* **Extract**
Notice how confusing this is!  Also notice that the kernel, udev, and HAL all keep independent views of hardware, and that both udev and HAL send events on new hardware detected (and each can run a script in response to hardware changes).

Static Major Number Assignment

Some major device numbers are statically assigned for the most common devices.  A list of the static device numbers is in Documentation/devices.txt for Linux.  When all numbers are statically assigned, you need these “official” major device number for any device and that can be difficult to learn.  Some devices don’t have an official major number in the kernel you are using.

The first Linux attempt to fix these issues was devfs.  This was a system that watched as the kernel detected devices (a.k.a. a hotplug system).  As each device was detected an entry in /dev was created for it.  With devfs you could simply “ls /dev” to see what hardware was on your system.

The devfs has a few problems.  A newer version of this idea is now used for Linux: udev.  (Solaris uses devfs but it is a better system than the Linux devfs was.)  This too has some problems but is standard on many Linux distros including Fedora.  The udev system learns about hardware by examining /sys (sysfs).  Like the earlier /proc filesystem, /sys exposes kernel data.  Udev examines that, consults its configuration files, and creates entries in /dev and performs other tasks.  Solaris has a similar system in place to manage /dev entries called devfsadm(1M), that gets information from /devices (similar to Linux /sys).  (Solaris calls this devfs but it has nothing to do with the Linux system of that name.)

* **Extracted data**
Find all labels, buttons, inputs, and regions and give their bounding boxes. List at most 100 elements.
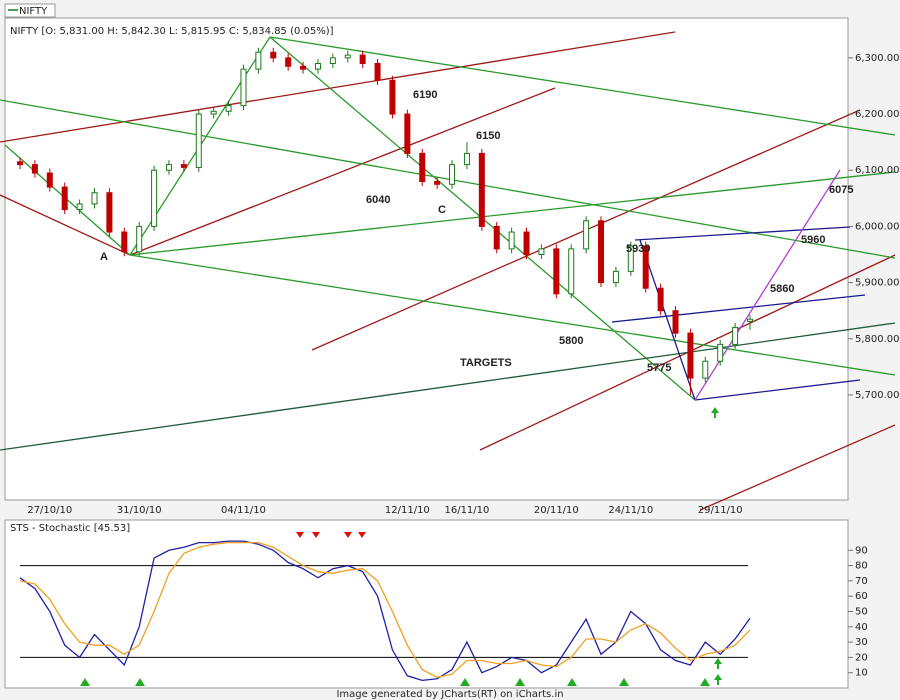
signal-arrow — [714, 674, 722, 685]
annotations: A C 6190 6150 6040 5800 5775 TARGETS 586… — [100, 89, 853, 374]
candle-body — [285, 57, 292, 67]
candle-body — [538, 248, 545, 256]
marks: 5,700.00 5,800.00 5,900.00 6,000.00 6,100.00… — [17, 47, 900, 682]
candle-body — [180, 164, 187, 168]
y-tick-label: 90 — [855, 545, 868, 556]
y-tick-label: 60 — [855, 591, 868, 602]
signal-arrow — [296, 532, 304, 538]
candle-body — [553, 248, 560, 295]
trend-line — [269, 36, 896, 136]
y-tick-label: 70 — [855, 576, 868, 587]
candle-body — [523, 231, 530, 256]
candle-body — [702, 360, 709, 379]
candle-body — [717, 343, 724, 362]
signal-arrow — [714, 658, 722, 669]
trend-line — [611, 294, 866, 323]
candle-body — [240, 68, 247, 107]
signal-arrow — [700, 678, 710, 686]
candle-body — [344, 54, 351, 59]
y-tick-label: 50 — [855, 607, 868, 618]
signal-arrow — [344, 532, 352, 538]
candle-body — [434, 180, 441, 185]
candle-body — [478, 152, 485, 227]
candle-body — [642, 245, 649, 289]
annotation: 5960 — [801, 234, 825, 246]
y-tick-label: 6,300.00 — [855, 53, 900, 64]
trend-line — [0, 322, 896, 451]
candle-body — [449, 164, 456, 185]
x-tick-label: 16/11/10 — [444, 505, 489, 516]
candle-body — [91, 192, 98, 205]
trend-line — [634, 226, 851, 241]
candle-body — [46, 172, 53, 188]
candle-body — [419, 152, 426, 182]
candle-body — [300, 65, 307, 70]
candle-body — [612, 270, 619, 284]
y-tick-label: 80 — [855, 561, 868, 572]
y-tick-label: 20 — [855, 652, 868, 663]
candle-body — [568, 248, 575, 295]
candle-body — [404, 113, 411, 154]
y-tick-label: 5,900.00 — [855, 278, 900, 289]
trend-line — [129, 171, 896, 256]
signal-arrow — [312, 532, 320, 538]
candle-body — [136, 225, 143, 253]
stochastic-panel — [4, 519, 849, 689]
candle-body — [329, 57, 336, 65]
trend-line — [129, 87, 556, 256]
trend-line — [0, 31, 676, 143]
candle-body — [583, 220, 590, 250]
y-tick-label: 6,000.00 — [855, 221, 900, 232]
annotation: 6190 — [413, 89, 437, 101]
price-panel — [4, 17, 849, 501]
x-tick-label: 29/11/10 — [698, 505, 743, 516]
candle-body — [121, 231, 128, 253]
signal-arrow — [619, 678, 629, 686]
annotation: 6040 — [366, 194, 390, 206]
signal-arrow — [80, 678, 90, 686]
legend-entry: NIFTY — [19, 6, 48, 17]
candle-body — [165, 164, 172, 171]
x-tick-label: 20/11/10 — [534, 505, 579, 516]
candle-body — [106, 192, 113, 233]
candle-body — [732, 327, 739, 345]
candle-body — [747, 318, 753, 322]
candle-body — [210, 110, 217, 115]
candle-body — [389, 79, 396, 115]
legend-box — [4, 3, 56, 18]
candle-body — [672, 310, 679, 334]
trend-line — [694, 379, 861, 401]
signal-arrow — [135, 678, 145, 686]
y-tick-label: 6,200.00 — [855, 109, 900, 120]
candle-body — [76, 203, 83, 211]
candle-body — [359, 54, 366, 65]
x-tick-label: 24/11/10 — [608, 505, 653, 516]
stochastic-title: STS - Stochastic [45.53] — [10, 523, 130, 534]
trend-line — [699, 424, 896, 511]
signals — [80, 407, 722, 686]
signal-arrow — [567, 678, 577, 686]
candle-body — [31, 164, 38, 174]
y-tick-label: 5,800.00 — [855, 334, 900, 345]
signals — [296, 532, 366, 538]
candle-body — [374, 63, 381, 81]
x-tick-label: 27/10/10 — [27, 505, 72, 516]
annotation: 6075 — [829, 184, 853, 196]
annotation: C — [438, 204, 446, 216]
y-tick-label: 30 — [855, 637, 868, 648]
x-tick-label: 04/11/10 — [221, 505, 266, 516]
y-tick-label: 10 — [855, 668, 868, 679]
candle-body — [463, 152, 470, 166]
candle-body — [255, 51, 262, 70]
x-tick-label: 12/11/10 — [385, 505, 430, 516]
candle-body — [195, 113, 202, 168]
annotation: 5800 — [559, 335, 583, 347]
annotation: 5775 — [647, 362, 671, 374]
y-tick-label: 5,700.00 — [855, 390, 900, 401]
candle-body — [17, 161, 23, 166]
candle-body — [627, 245, 634, 272]
candle-body — [493, 225, 500, 250]
candle-body — [151, 169, 158, 227]
signal-arrow — [711, 407, 719, 418]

* **Given instruction A**
Can you set down the stretch of the text on Linux device management from "Notice how confusing" through "you are using.", word for word?
* **Given instruction B**
Can you take the text on Linux device management further, picking up right after its final sentence?

* **Expected output A**
Notice how confusing this is!  Also notice that the kernel, udev, and HAL all keep independent views of hardware, and that both udev and HAL send events on new hardware detected (and each can run a script in response to hardware changes).

Static Major Number Assignment

Some major device numbers are statically assigned for the most common devices.  A list of the static device numbers is in Documentation/devices.txt for Linux.  When all numbers are statically assigned, you need these “official” major device number for any device and that can be difficult to learn.  Some devices don’t have an official major number in the kernel you are using.

* **Expected output B**
Explore /sys with tree:  All information is under devices.  To help find some devices a forest of symlinks is also available so you can find devices by bus, type (e.g. block), etc.  See ls -l /sys/devices/pci0000:00/ and note the numbers and virtual devices (same slot but different “function”).  “lspci” is a nicer way to see this information.  (Experts use setpci too.)

One great advantage to this system is that you can have the udev configuration assign device names based on vendor IDs and model numbers, MAC addresses (for NICs), etc.  So the same device gets the same name, always.  (Else a system with two NICs or several USB devices may have each device assigned a different name in /dev on each boot!)  So you can count on eth0 being the NIC you think it is, and /dev/sdc being the flash device you think it is.

Dynamic Major Number Assignment

In a modern kernel many devices can be assigned a major number dynamically, when the kernel module (the device driver) is determined for some attached hardware (at boot time).  Using dynamic assignment is easier (no need to register the device number with the official kernel source) and encouraged.

The disadvantage of dynamic assignment is that you can’t create the device nodes in /dev in advance, because the major number assigned to some driver won’t always be the same.  However the major number assigned to a device can be read from /proc/devices, and udev uses that information (as well as information from /sys) to create the device node files (/dev entries).  Even when using dynamic assignment, some major (and minor) numbers are assigned statically.

Linux new (2010) inlcludes a ramdisk (using tmpfs) called devtmpfs that is mounted at /dev and populated using dynamic major numbers.  This means you have a functional system long before init runs, so “init=/bin/sh” works well, and so initramfs and init scripts can be made simpler.  Note you don’t get the power of udev at this point, just a basic system and no persistent device naming.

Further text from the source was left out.